**Brief**
Scan the data beneath this task and copy each line that includes "type".

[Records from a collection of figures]
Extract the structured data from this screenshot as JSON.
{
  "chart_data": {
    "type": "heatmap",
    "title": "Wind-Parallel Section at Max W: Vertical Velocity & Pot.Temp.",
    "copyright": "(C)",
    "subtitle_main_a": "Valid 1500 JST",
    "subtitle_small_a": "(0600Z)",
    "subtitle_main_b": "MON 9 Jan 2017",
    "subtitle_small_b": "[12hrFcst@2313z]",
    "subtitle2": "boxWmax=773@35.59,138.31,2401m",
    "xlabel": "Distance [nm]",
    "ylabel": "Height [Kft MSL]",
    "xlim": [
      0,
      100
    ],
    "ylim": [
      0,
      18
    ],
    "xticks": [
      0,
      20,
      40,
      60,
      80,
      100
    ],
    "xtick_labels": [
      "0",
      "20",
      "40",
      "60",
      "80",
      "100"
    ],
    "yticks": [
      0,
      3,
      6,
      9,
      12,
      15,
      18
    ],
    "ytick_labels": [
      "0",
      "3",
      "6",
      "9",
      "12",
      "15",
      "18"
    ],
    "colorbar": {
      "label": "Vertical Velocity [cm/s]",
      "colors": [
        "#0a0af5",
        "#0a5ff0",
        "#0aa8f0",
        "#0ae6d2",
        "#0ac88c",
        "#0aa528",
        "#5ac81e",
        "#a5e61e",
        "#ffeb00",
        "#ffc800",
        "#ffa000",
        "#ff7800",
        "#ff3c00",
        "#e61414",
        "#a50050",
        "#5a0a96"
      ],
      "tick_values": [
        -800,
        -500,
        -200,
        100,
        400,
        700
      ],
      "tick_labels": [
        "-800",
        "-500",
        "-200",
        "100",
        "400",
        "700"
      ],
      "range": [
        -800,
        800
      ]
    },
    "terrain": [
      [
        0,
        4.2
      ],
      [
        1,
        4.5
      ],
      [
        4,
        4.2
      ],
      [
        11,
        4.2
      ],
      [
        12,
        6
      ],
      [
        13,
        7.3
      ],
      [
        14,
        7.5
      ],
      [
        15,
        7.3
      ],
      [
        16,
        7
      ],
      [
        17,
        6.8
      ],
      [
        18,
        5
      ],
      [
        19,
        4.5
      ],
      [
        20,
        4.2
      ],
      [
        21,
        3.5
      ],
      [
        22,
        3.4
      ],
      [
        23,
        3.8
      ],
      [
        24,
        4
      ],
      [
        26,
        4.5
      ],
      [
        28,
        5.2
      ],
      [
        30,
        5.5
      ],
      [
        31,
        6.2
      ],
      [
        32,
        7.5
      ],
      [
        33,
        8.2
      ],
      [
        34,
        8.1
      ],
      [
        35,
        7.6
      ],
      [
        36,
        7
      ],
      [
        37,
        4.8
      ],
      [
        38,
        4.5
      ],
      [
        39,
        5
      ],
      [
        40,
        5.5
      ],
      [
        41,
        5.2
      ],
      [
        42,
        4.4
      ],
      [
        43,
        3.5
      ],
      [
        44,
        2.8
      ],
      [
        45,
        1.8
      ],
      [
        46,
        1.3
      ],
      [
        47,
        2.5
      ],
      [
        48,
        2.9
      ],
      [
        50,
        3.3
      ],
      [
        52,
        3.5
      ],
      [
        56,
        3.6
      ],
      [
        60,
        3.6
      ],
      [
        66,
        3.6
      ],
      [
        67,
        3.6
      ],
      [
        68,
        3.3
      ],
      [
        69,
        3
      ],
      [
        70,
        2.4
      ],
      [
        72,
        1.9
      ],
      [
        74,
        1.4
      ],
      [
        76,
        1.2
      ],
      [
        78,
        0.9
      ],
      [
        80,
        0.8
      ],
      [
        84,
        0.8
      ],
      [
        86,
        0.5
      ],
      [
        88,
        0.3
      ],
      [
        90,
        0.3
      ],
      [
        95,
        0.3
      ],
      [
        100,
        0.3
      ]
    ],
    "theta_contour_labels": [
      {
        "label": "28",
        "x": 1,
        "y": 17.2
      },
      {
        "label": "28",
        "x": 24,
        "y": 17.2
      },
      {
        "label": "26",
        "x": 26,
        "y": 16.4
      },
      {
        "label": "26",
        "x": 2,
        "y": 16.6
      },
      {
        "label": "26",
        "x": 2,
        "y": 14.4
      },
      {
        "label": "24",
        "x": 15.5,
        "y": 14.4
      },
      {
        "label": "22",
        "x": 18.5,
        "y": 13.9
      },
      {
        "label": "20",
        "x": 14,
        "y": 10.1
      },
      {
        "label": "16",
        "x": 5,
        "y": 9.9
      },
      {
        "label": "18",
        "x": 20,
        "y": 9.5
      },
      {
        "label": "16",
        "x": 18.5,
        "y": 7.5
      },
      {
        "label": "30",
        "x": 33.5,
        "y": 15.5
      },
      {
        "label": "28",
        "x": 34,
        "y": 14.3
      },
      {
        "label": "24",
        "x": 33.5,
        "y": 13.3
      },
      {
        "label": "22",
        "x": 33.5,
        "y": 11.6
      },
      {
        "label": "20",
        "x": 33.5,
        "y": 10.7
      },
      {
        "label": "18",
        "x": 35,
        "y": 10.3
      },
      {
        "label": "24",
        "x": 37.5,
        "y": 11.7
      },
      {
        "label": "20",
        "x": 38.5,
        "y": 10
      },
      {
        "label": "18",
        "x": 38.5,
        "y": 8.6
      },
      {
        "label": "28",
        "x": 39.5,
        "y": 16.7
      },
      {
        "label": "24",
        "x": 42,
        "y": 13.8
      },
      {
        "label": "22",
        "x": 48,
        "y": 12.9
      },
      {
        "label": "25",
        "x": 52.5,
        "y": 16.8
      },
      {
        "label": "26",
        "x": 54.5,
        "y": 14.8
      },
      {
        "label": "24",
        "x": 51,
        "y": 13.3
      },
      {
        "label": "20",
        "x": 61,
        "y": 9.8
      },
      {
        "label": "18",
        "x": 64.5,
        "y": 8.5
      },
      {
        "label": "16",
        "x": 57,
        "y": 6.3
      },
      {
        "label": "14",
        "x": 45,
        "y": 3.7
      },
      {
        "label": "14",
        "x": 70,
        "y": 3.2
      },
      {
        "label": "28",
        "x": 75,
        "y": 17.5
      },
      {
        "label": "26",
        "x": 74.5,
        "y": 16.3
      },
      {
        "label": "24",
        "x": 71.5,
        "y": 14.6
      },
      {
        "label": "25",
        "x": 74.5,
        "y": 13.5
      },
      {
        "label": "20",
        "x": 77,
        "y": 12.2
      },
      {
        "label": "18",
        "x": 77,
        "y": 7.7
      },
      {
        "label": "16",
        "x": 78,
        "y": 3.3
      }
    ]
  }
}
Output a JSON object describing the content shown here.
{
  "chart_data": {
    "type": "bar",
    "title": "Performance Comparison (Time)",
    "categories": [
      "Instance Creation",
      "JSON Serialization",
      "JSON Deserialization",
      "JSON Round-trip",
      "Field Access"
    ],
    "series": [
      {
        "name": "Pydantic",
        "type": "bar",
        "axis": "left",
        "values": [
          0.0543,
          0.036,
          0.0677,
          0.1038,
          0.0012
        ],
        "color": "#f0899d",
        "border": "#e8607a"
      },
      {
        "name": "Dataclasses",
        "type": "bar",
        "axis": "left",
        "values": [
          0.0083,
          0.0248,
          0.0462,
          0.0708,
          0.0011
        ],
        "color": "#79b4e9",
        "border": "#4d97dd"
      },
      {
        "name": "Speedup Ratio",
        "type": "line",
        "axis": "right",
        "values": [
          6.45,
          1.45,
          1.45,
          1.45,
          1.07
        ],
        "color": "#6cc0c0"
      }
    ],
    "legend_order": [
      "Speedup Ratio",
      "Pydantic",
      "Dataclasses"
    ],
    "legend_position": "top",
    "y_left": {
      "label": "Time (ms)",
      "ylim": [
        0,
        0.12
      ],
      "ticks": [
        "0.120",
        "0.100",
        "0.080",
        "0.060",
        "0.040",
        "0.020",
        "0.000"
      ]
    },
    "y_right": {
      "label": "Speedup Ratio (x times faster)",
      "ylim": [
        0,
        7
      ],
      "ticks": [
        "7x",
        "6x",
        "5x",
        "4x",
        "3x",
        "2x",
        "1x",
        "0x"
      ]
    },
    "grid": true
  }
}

**Worked answer**
    "type": "heatmap",
    "type": "bar",
        "type": "bar",
        "type": "bar",
        "type": "line",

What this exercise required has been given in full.